§ **What the task asks**:
Copy out all the lines in the records that include the word "décès".

§ **Extracted entries**:
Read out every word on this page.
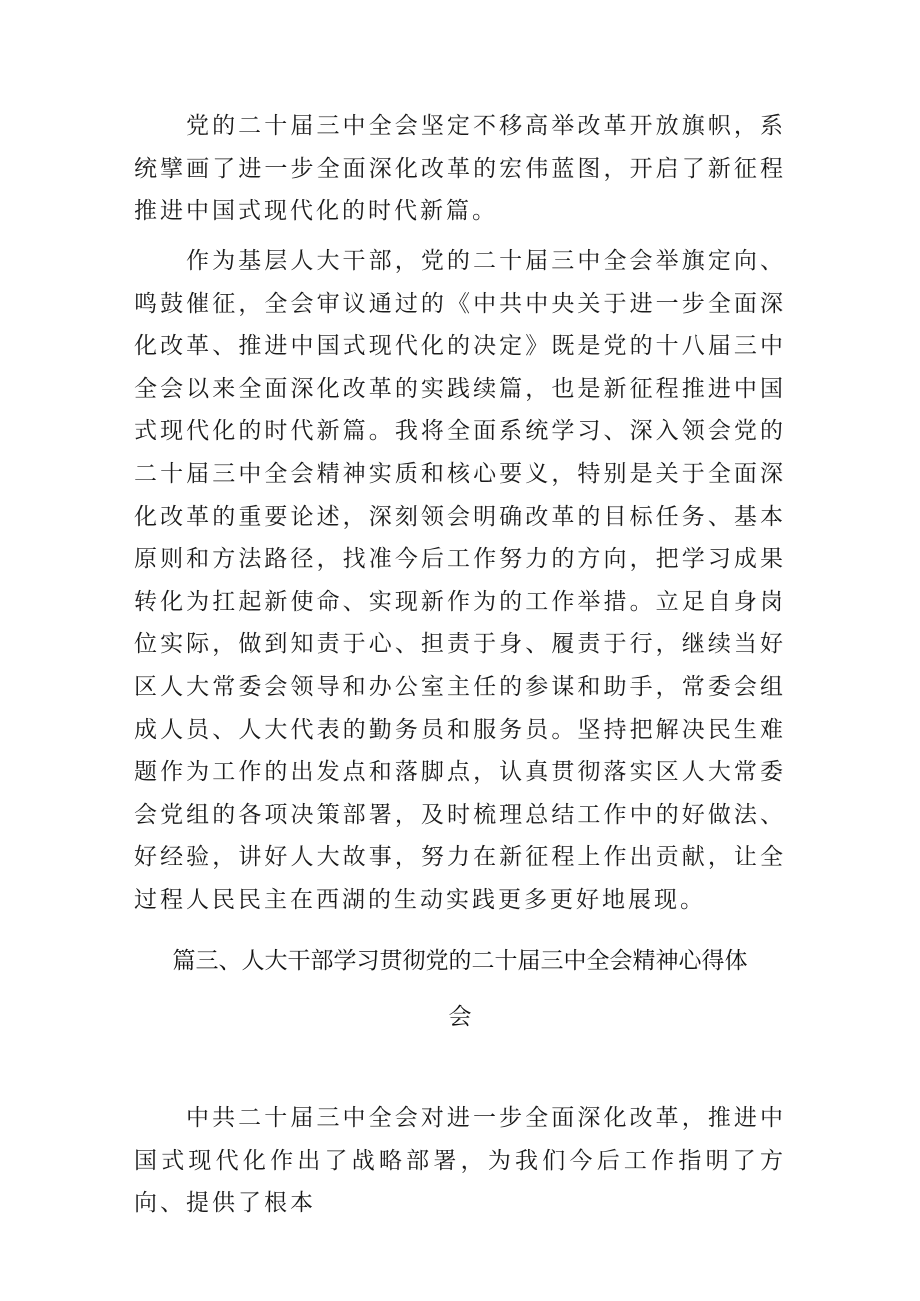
党的二十届三中全会坚定不移高举改革开放旗帜，系统擘画了进一步全面深化改革的宏伟蓝图，开启了新征程推进中国式现代化的时代新篇。

作为基层人大干部，党的二十届三中全会举旗定向、鸣鼓催征，全会审议通过的《中共中央关于进一步全面深化改革、推进中国式现代化的决定》既是党的十八届三中全会以来全面深化改革的实践续篇，也是新征程推进中国式现代化的时代新篇。我将全面系统学习、深入领会党的二十届三中全会精神实质和核心要义，特别是关于全面深化改革的重要论述，深刻领会明确改革的目标任务、基本原则和方法路径，找准今后工作努力的方向，把学习成果转化为扛起新使命、实现新作为的工作举措。立足自身岗位实际，做到知责于心、担责于身、履责于行，继续当好区人大常委会领导和办公室主任的参谋和助手，常委会组成人员、人大代表的勤务员和服务员。坚持把解决民生难题作为工作的出发点和落脚点，认真贯彻落实区人大常委会党组的各项决策部署，及时梳理总结工作中的好做法、好经验，讲好人大故事，努力在新征程上作出贡献，让全过程人民民主在西湖的生动实践更多更好地展现。

篇三、人大干部学习贯彻党的二十届三中全会精神心得体
会

中共二十届三中全会对进一步全面深化改革，推进中国式现代化作出了战略部署，为我们今后工作指明了方向、提供了根本
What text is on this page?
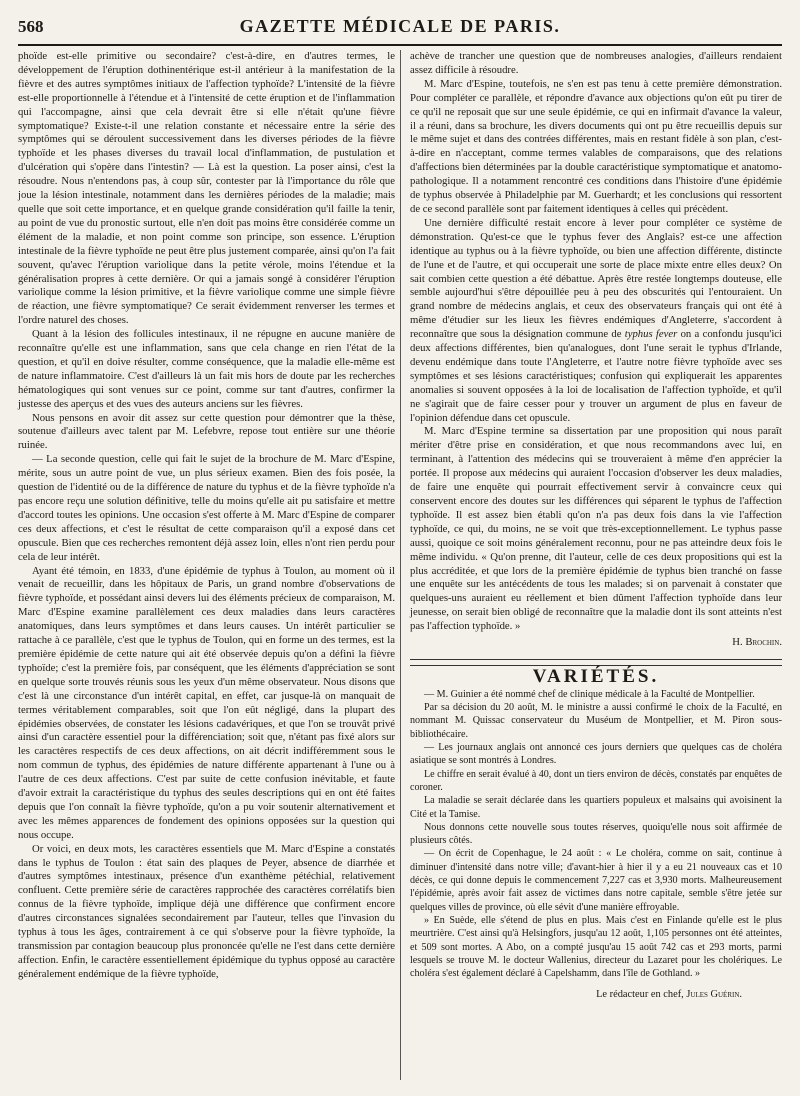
568	GAZETTE MÉDICALE DE PARIS.

phoïde est-elle primitive ou secondaire? c'est-à-dire, en d'autres termes, le développement de l'éruption dothinentérique est-il antérieur à la manifestation de la fièvre et des autres symptômes initiaux de l'affection typhoïde? L'intensité de la fièvre est-elle proportionnelle à l'étendue et à l'intensité de cette éruption et de l'inflammation qui l'accompagne, ainsi que cela devrait être si elle n'était qu'une fièvre symptomatique? Existe-t-il une relation constante et nécessaire entre la série des symptômes qui se déroulent successivement dans les diverses périodes de la fièvre typhoïde et les phases diverses du travail local d'inflammation, de pustulation et d'ulcération qui s'opère dans l'intestin? — Là est la question. La poser ainsi, c'est la résoudre. Nous n'entendons pas, à coup sûr, contester par là l'importance du rôle que joue la lésion intestinale, notamment dans les dernières périodes de la maladie; mais quelle que soit cette importance, et en quelque grande considération qu'il faille la tenir, au point de vue du pronostic surtout, elle n'en doit pas moins être considérée comme un élément de la maladie, et non point comme son principe, son essence. L'éruption intestinale de la fièvre typhoïde ne peut être plus justement comparée, ainsi qu'on l'a fait souvent, qu'avec l'éruption variolique dans la petite vérole, moins l'étendue et la généralisation propres à cette dernière. Or qui a jamais songé à considérer l'éruption variolique comme la lésion primitive, et la fièvre variolique comme une simple fièvre de réaction, une fièvre symptomatique? Ce serait évidemment renverser les termes et l'ordre naturel des choses.

Quant à la lésion des follicules intestinaux, il ne répugne en aucune manière de reconnaître qu'elle est une inflammation, sans que cela change en rien l'état de la question, et qu'il en doive résulter, comme conséquence, que la maladie elle-même est de nature inflammatoire. C'est d'ailleurs là un fait mis hors de doute par les recherches hématologiques qui sont venues sur ce point, comme sur tant d'autres, confirmer la justesse des aperçus et des vues des auteurs anciens sur les fièvres.

Nous pensons en avoir dit assez sur cette question pour démontrer que la thèse, soutenue d'ailleurs avec talent par M. Lefebvre, repose tout entière sur une théorie ruinée.

— La seconde question, celle qui fait le sujet de la brochure de M. Marc d'Espine, mérite, sous un autre point de vue, un plus sérieux examen. Bien des fois posée, la question de l'identité ou de la différence de nature du typhus et de la fièvre typhoïde n'a pas encore reçu une solution définitive, telle du moins qu'elle ait pu satisfaire et mettre d'accord toutes les opinions. Une occasion s'est offerte à M. Marc d'Espine de comparer ces deux affections, et c'est le résultat de cette comparaison qu'il a exposé dans cet opuscule. Bien que ces recherches remontent déjà assez loin, elles n'ont rien perdu pour cela de leur intérêt.

Ayant été témoin, en 1833, d'une épidémie de typhus à Toulon, au moment où il venait de recueillir, dans les hôpitaux de Paris, un grand nombre d'observations de fièvre typhoïde, et possédant ainsi devers lui des éléments précieux de comparaison, M. Marc d'Espine examine parallèlement ces deux maladies dans leurs caractères anatomiques, dans leurs symptômes et dans leurs causes. Un intérêt particulier se rattache à ce parallèle, c'est que le typhus de Toulon, qui en forme un des termes, est la première épidémie de cette nature qui ait été observée depuis qu'on a défini la fièvre typhoïde; c'est la première fois, par conséquent, que les éléments d'appréciation se sont en quelque sorte trouvés réunis sous les yeux d'un même observateur. Nous disons que c'est là une circonstance d'un intérêt capital, en effet, car jusque-là on manquait de termes véritablement comparables, soit que l'on eût négligé, dans la plupart des épidémies observées, de constater les lésions cadavériques, et que l'on se trouvât privé ainsi d'un caractère essentiel pour la différenciation; soit que, n'étant pas fixé alors sur les caractères respectifs de ces deux affections, on ait décrit indifféremment sous le nom commun de typhus, des épidémies de nature différente appartenant à l'une ou à l'autre de ces deux affections. C'est par suite de cette confusion inévitable, et faute d'avoir extrait la caractéristique du typhus des seules descriptions qui en ont été faites depuis que l'on connaît la fièvre typhoïde, qu'on a pu voir soutenir alternativement et avec les mêmes apparences de fondement des opinions opposées sur la question qui nous occupe.

Or voici, en deux mots, les caractères essentiels que M. Marc d'Espine a constatés dans le typhus de Toulon : état sain des plaques de Peyer, absence de diarrhée et d'autres symptômes intestinaux, présence d'un exanthème pétéchial, relativement confluent. Cette première série de caractères rapprochée des caractères corrélatifs bien connus de la fièvre typhoïde, implique déjà une différence que confirment encore d'autres circonstances signalées secondairement par l'auteur, telles que l'invasion du typhus à tous les âges, contrairement à ce qui s'observe pour la fièvre typhoïde, la transmission par contagion beaucoup plus prononcée qu'elle ne l'est dans cette dernière affection. Enfin, le caractère essentiellement épidémique du typhus opposé au caractère généralement endémique de la fièvre typhoïde,

achève de trancher une question que de nombreuses analogies, d'ailleurs rendaient assez difficile à résoudre.

M. Marc d'Espine, toutefois, ne s'en est pas tenu à cette première démonstration. Pour compléter ce parallèle, et répondre d'avance aux objections qu'on eût pu tirer de ce qu'il ne reposait que sur une seule épidémie, ce qui en infirmait d'avance la valeur, il a réuni, dans sa brochure, les divers documents qui ont pu être recueillis depuis sur le même sujet et dans des contrées différentes, mais en restant fidèle à son plan, c'est-à-dire en n'acceptant, comme termes valables de comparaisons, que des relations d'affections bien déterminées par la double caractéristique symptomatique et anatomo-pathologique. Il a notamment rencontré ces conditions dans l'histoire d'une épidémie de typhus observée à Philadelphie par M. Guerhardt; et les conclusions qui ressortent de ce second parallèle sont par faitement identiques à celles qui précèdent.

Une dernière difficulté restait encore à lever pour compléter ce système de démonstration. Qu'est-ce que le typhus fever des Anglais? est-ce une affection identique au typhus ou à la fièvre typhoïde, ou bien une affection différente, distincte de l'une et de l'autre, et qui occuperait une sorte de place mixte entre elles deux? On sait combien cette question a été débattue. Après être restée longtemps douteuse, elle semble aujourd'hui s'être dépouillée peu à peu des obscurités qui l'entouraient. Un grand nombre de médecins anglais, et ceux des observateurs français qui ont été à même d'étudier sur les lieux les fièvres endémiques d'Angleterre, s'accordent à reconnaître que sous la désignation commune de typhus fever on a confondu jusqu'ici deux affections différentes, bien qu'analogues, dont l'une serait le typhus d'Irlande, devenu endémique dans toute l'Angleterre, et l'autre notre fièvre typhoïde avec ses symptômes et ses lésions caractéristiques; confusion qui expliquerait les apparentes anomalies si souvent opposées à la loi de localisation de l'affection typhoïde, et qu'il ne s'agirait que de faire cesser pour y trouver un argument de plus en faveur de l'opinion défendue dans cet opuscule.

M. Marc d'Espine termine sa dissertation par une proposition qui nous paraît mériter d'être prise en considération, et que nous recommandons avec lui, en terminant, à l'attention des médecins qui se trouveraient à même d'en apprécier la portée. Il propose aux médecins qui auraient l'occasion d'observer les deux maladies, de faire une enquête qui pourrait effectivement servir à convaincre ceux qui conservent encore des doutes sur les différences qui séparent le typhus de l'affection typhoïde. Il est assez bien établi qu'on n'a pas deux fois dans la vie l'affection typhoïde, ce qui, du moins, ne se voit que très-exceptionnellement. Le typhus passe aussi, quoique ce soit moins généralement reconnu, pour ne pas atteindre deux fois le même individu. « Qu'on prenne, dit l'auteur, celle de ces deux propositions qui est la plus accréditée, et que lors de la première épidémie de typhus bien tranché on fasse une enquête sur les antécédents de tous les malades; si on parvenait à constater que quelques-uns auraient eu réellement et bien dûment l'affection typhoïde dans leur jeunesse, on serait bien obligé de reconnaître que la maladie dont ils sont atteints n'est pas l'affection typhoïde. »

H. Brochin.
VARIÉTÉS.

— M. Guinier a été nommé chef de clinique médicale à la Faculté de Montpellier.

Par sa décision du 20 août, M. le ministre a aussi confirmé le choix de la Faculté, en nommant M. Quissac conservateur du Muséum de Montpellier, et M. Piron sous-bibliothécaire.

— Les journaux anglais ont annoncé ces jours derniers que quelques cas de choléra asiatique se sont montrés à Londres.

Le chiffre en serait évalué à 40, dont un tiers environ de décès, constatés par enquêtes de coroner.

La maladie se serait déclarée dans les quartiers populeux et malsains qui avoisinent la Cité et la Tamise.

Nous donnons cette nouvelle sous toutes réserves, quoiqu'elle nous soit affirmée de plusieurs côtés.

— On écrit de Copenhague, le 24 août : « Le choléra, comme on sait, continue à diminuer d'intensité dans notre ville; d'avant-hier à hier il y a eu 21 nouveaux cas et 10 décès, ce qui donne depuis le commencement 7,227 cas et 3,930 morts. Malheureusement l'épidémie, après avoir fait assez de victimes dans notre capitale, semble s'être jetée sur quelques villes de province, où elle sévit d'une manière effroyable.

» En Suède, elle s'étend de plus en plus. Mais c'est en Finlande qu'elle est le plus meurtrière. C'est ainsi qu'à Helsingfors, jusqu'au 12 août, 1,105 personnes ont été atteintes, et 509 sont mortes. A Abo, on a compté jusqu'au 15 août 742 cas et 293 morts, parmi lesquels se trouve M. le docteur Wallenius, directeur du Lazaret pour les cholériques. Le choléra s'est également déclaré à Capelshamm, dans l'île de Gothland. »

Le rédacteur en chef, Jules Guérin.
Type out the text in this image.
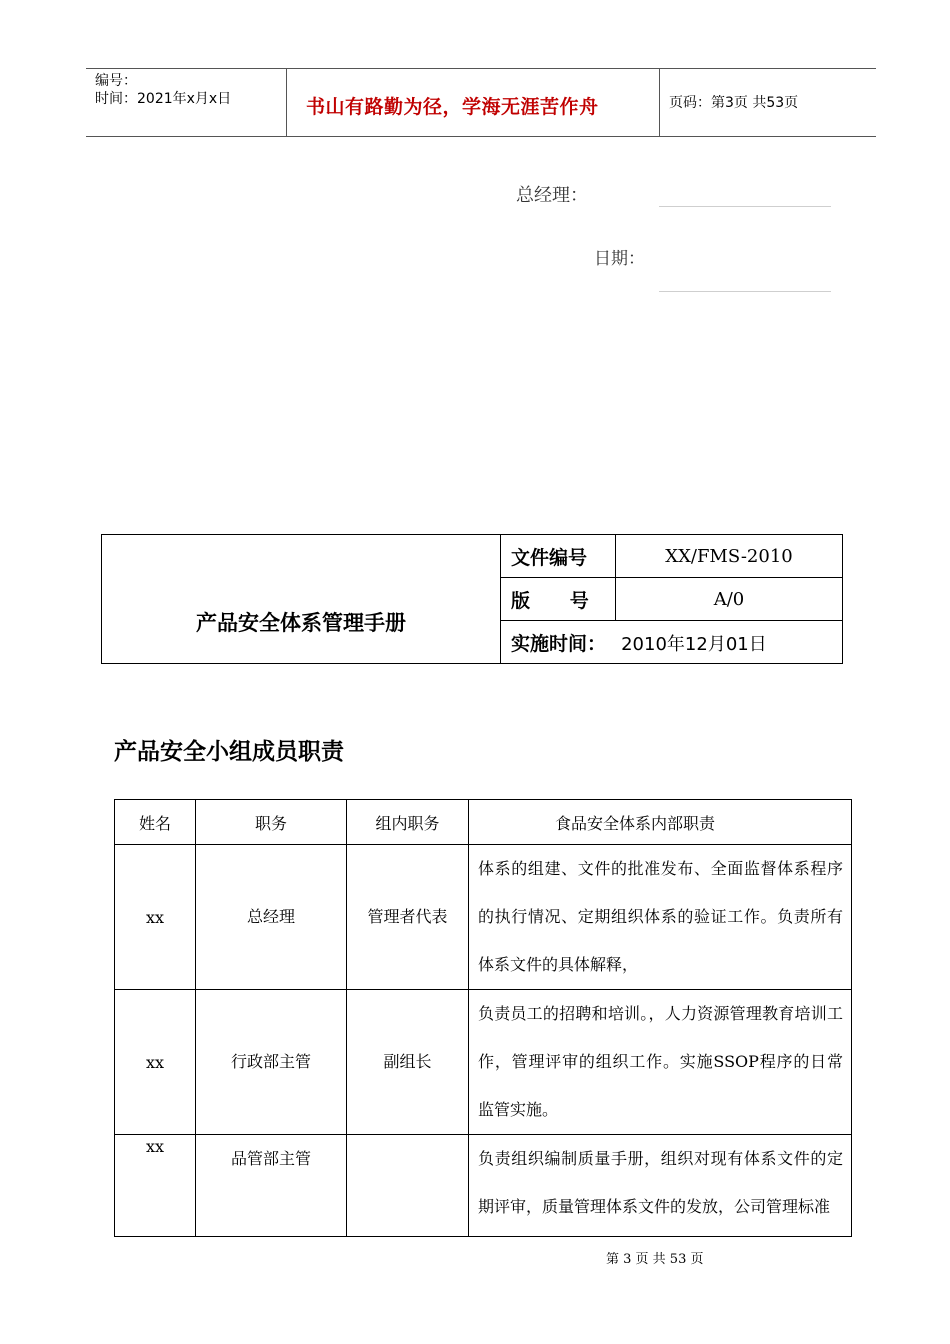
编号：
时间：2021年x月x日	书山有路勤为径，学海无涯苦作舟	页码：第3页 共53页
总经理：
日期：
产品安全体系管理手册	文件编号	XX/FMS-2010
	版      号	A/0
	实施时间： 2010年12月01日	
产品安全小组成员职责
姓名	职务	组内职务	食品安全体系内部职责
xx	总经理	管理者代表	体系的组建、文件的批准发布、全面监督体系程序的执行情况、定期组织体系的验证工作。负责所有体系文件的具体解释，
xx	行政部主管	副组长	负责员工的招聘和培训。，人力资源管理教育培训工作，管理评审的组织工作。实施SSOP程序的日常监管实施。
xx	品管部主管		负责组织编制质量手册，组织对现有体系文件的定期评审，质量管理体系文件的发放，公司管理标准
第 3 页 共 53 页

§ **Finished exercise**:
Le chiffre en serait évalué à 40, dont un tiers environ de décès, constatés par enquêtes de coroner.
— On écrit de Copenhague, le 24 août : « Le choléra, comme on sait, continue à diminuer d'intensité dans notre ville; d'avant-hier à hier il y a eu 21 nouveaux cas et 10 décès, ce qui donne depuis le commencement 7,227 cas et 3,930 morts. Malheureusement l'épidémie, après avoir fait assez de victimes dans notre capitale, semble s'être jetée sur quelques villes de province, où elle sévit d'une manière effroyable.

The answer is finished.